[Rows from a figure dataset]
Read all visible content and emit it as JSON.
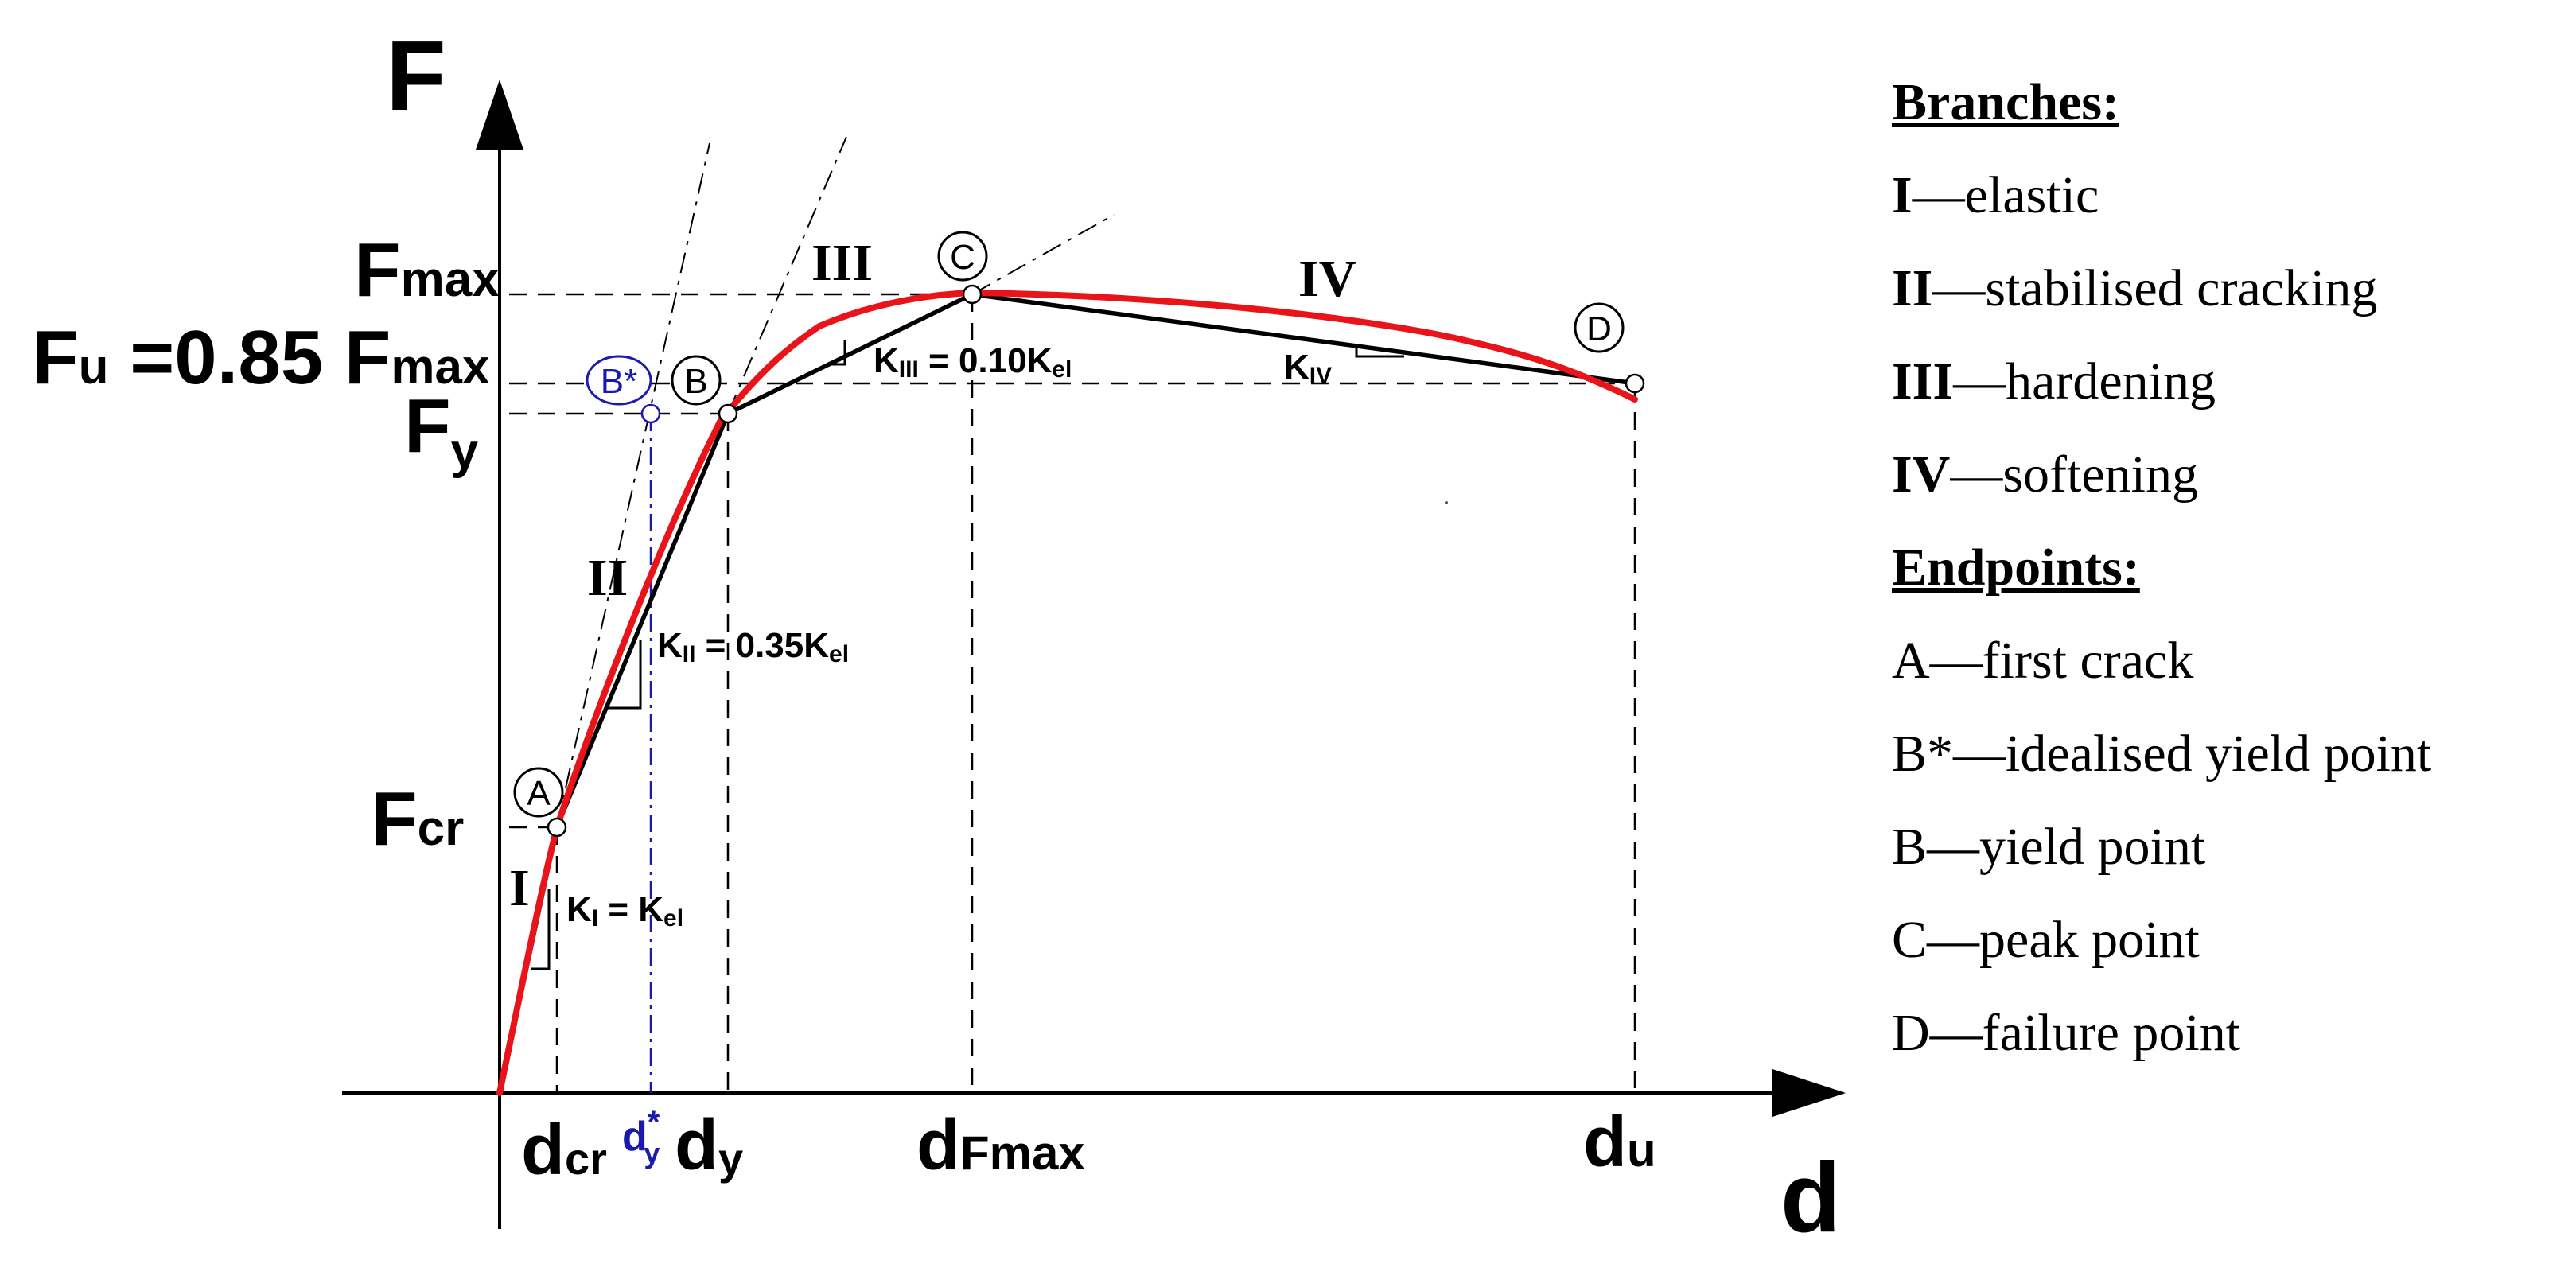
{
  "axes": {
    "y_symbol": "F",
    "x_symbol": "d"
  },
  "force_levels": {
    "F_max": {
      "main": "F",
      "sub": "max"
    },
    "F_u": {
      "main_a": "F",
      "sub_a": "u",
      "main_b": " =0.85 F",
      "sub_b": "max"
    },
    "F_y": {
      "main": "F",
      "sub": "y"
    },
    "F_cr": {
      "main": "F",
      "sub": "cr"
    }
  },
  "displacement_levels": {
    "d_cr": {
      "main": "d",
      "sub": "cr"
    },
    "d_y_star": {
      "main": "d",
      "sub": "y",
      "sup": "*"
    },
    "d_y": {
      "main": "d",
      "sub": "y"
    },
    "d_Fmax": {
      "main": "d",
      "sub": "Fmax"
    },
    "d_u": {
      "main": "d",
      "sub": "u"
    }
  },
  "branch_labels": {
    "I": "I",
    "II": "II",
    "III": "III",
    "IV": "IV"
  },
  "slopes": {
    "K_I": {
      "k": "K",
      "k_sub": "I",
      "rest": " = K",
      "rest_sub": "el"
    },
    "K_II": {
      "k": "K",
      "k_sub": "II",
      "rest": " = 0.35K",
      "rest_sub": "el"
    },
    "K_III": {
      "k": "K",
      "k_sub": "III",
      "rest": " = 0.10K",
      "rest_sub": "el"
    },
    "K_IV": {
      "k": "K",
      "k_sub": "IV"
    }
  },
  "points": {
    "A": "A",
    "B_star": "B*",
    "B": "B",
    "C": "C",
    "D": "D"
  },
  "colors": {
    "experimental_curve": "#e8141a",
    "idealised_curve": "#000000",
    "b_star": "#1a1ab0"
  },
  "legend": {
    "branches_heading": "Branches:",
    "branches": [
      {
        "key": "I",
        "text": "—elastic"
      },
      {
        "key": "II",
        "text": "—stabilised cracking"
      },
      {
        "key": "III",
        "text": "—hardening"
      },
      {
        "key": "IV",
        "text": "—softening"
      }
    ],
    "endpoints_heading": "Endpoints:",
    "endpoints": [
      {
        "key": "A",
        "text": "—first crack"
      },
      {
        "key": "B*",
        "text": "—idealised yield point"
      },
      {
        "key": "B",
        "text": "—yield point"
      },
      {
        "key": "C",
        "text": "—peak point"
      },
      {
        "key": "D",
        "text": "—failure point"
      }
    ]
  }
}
---
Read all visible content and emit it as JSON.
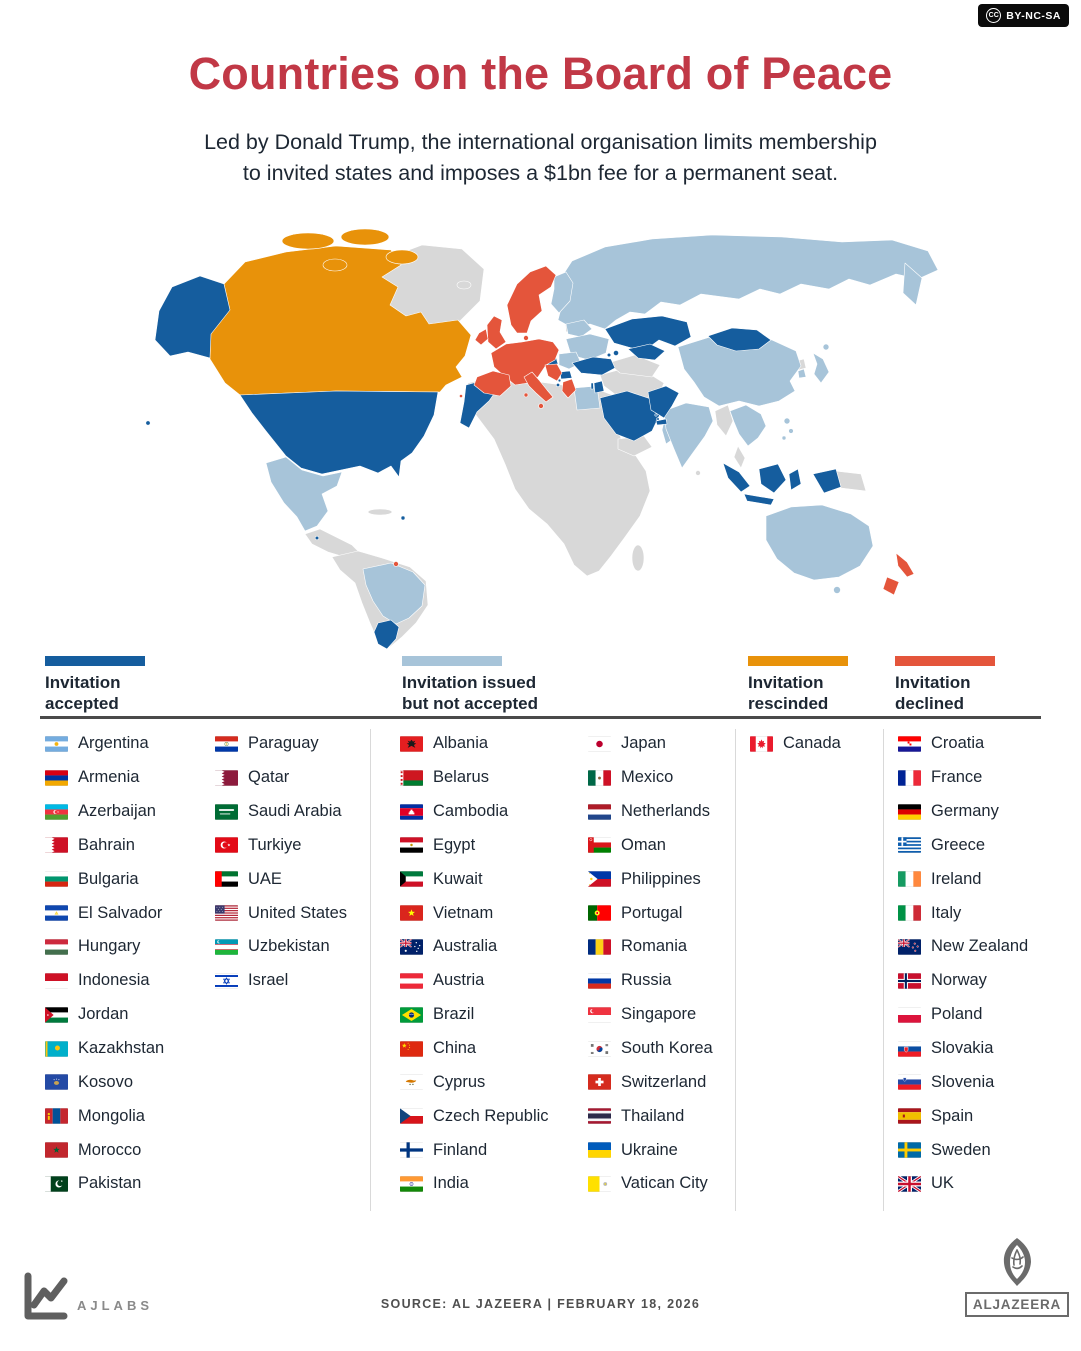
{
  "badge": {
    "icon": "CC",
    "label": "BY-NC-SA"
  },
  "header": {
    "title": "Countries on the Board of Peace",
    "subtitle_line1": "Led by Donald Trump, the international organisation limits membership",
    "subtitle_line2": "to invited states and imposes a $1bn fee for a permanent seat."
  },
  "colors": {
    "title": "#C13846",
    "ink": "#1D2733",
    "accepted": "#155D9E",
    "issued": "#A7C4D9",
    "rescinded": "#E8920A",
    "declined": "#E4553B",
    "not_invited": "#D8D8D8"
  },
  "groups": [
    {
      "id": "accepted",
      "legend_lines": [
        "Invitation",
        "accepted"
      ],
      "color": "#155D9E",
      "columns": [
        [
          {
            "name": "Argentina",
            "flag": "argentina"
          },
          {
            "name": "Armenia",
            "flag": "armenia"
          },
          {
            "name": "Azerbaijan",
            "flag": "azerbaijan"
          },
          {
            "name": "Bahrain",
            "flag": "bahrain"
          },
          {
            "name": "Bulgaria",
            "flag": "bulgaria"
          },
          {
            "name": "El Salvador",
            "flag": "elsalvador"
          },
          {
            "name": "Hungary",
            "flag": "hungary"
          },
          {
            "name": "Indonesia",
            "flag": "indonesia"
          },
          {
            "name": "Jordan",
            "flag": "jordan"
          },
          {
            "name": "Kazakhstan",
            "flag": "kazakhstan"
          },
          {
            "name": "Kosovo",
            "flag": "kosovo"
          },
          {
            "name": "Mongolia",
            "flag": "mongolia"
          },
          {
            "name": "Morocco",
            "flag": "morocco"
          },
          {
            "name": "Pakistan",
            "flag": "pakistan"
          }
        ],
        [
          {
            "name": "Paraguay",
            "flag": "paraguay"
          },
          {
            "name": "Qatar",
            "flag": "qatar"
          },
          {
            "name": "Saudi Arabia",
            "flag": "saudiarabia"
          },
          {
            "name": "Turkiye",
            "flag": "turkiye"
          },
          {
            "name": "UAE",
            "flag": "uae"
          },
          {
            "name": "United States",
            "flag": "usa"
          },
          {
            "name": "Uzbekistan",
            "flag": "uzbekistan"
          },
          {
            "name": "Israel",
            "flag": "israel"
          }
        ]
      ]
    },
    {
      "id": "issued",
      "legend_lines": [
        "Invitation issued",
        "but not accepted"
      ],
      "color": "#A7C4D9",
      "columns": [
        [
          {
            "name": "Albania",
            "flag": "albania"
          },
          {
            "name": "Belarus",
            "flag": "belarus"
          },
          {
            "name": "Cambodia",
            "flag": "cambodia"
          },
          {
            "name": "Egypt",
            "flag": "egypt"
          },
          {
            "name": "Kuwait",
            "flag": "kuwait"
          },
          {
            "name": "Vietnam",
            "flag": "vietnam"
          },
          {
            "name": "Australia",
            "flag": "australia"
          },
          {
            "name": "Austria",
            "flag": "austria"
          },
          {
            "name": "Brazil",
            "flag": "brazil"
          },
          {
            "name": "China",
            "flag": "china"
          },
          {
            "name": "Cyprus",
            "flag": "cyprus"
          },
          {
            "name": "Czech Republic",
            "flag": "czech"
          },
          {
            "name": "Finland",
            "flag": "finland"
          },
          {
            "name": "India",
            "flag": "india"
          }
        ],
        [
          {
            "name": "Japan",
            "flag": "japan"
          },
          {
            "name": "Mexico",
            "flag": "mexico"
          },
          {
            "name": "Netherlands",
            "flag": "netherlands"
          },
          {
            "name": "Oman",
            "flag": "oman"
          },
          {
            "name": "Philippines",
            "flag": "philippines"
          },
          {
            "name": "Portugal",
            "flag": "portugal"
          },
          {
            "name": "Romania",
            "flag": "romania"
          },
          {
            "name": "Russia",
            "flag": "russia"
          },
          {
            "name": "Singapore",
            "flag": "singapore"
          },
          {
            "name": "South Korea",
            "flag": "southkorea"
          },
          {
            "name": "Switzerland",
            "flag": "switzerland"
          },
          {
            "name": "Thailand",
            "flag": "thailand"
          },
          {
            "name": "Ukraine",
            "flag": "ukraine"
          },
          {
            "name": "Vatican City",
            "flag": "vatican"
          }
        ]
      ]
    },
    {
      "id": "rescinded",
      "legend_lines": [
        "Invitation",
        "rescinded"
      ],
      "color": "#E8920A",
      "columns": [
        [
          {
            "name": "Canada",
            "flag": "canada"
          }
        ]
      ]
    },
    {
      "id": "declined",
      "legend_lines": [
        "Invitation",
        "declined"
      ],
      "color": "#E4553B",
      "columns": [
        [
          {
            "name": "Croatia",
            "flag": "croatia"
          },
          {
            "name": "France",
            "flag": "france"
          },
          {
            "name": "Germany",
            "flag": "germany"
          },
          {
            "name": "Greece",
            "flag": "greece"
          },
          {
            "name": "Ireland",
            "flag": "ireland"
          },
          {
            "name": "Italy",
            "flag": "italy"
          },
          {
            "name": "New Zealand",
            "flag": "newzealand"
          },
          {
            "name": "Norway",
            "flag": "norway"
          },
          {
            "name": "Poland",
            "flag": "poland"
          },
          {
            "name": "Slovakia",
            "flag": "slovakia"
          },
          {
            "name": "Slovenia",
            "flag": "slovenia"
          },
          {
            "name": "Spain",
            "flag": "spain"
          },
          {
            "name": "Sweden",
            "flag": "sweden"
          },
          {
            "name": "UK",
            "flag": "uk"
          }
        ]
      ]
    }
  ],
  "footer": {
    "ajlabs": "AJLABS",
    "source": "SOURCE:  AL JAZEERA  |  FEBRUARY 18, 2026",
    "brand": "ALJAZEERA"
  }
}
--
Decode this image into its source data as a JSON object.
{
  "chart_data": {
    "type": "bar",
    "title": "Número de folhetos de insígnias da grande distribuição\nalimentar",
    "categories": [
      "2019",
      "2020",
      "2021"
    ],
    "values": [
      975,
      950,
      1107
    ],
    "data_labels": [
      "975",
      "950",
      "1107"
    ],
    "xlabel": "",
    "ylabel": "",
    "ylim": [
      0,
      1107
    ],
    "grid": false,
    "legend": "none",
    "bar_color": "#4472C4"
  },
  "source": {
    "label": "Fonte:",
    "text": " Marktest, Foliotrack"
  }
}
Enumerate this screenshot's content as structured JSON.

▸ TASK DETAILS: Exactly and exclusively, reproduce the lines that start at the line containing "Decode this image" and end at the line containing "Enumerate this screenshot's", inclusive of both.

▸ ANSWER TO THIS PROBLEM:
Decode this image into its source data as a JSON object.
{
  "chart_data": {
    "type": "bar",
    "title": "Número de folhetos de insígnias da grande distribuição\nalimentar",
    "categories": [
      "2019",
      "2020",
      "2021"
    ],
    "values": [
      975,
      950,
      1107
    ],
    "data_labels": [
      "975",
      "950",
      "1107"
    ],
    "xlabel": "",
    "ylabel": "",
    "ylim": [
      0,
      1107
    ],
    "grid": false,
    "legend": "none",
    "bar_color": "#4472C4"
  },
  "source": {
    "label": "Fonte:",
    "text": " Marktest, Foliotrack"
  }
}
Enumerate this screenshot's content as structured JSON.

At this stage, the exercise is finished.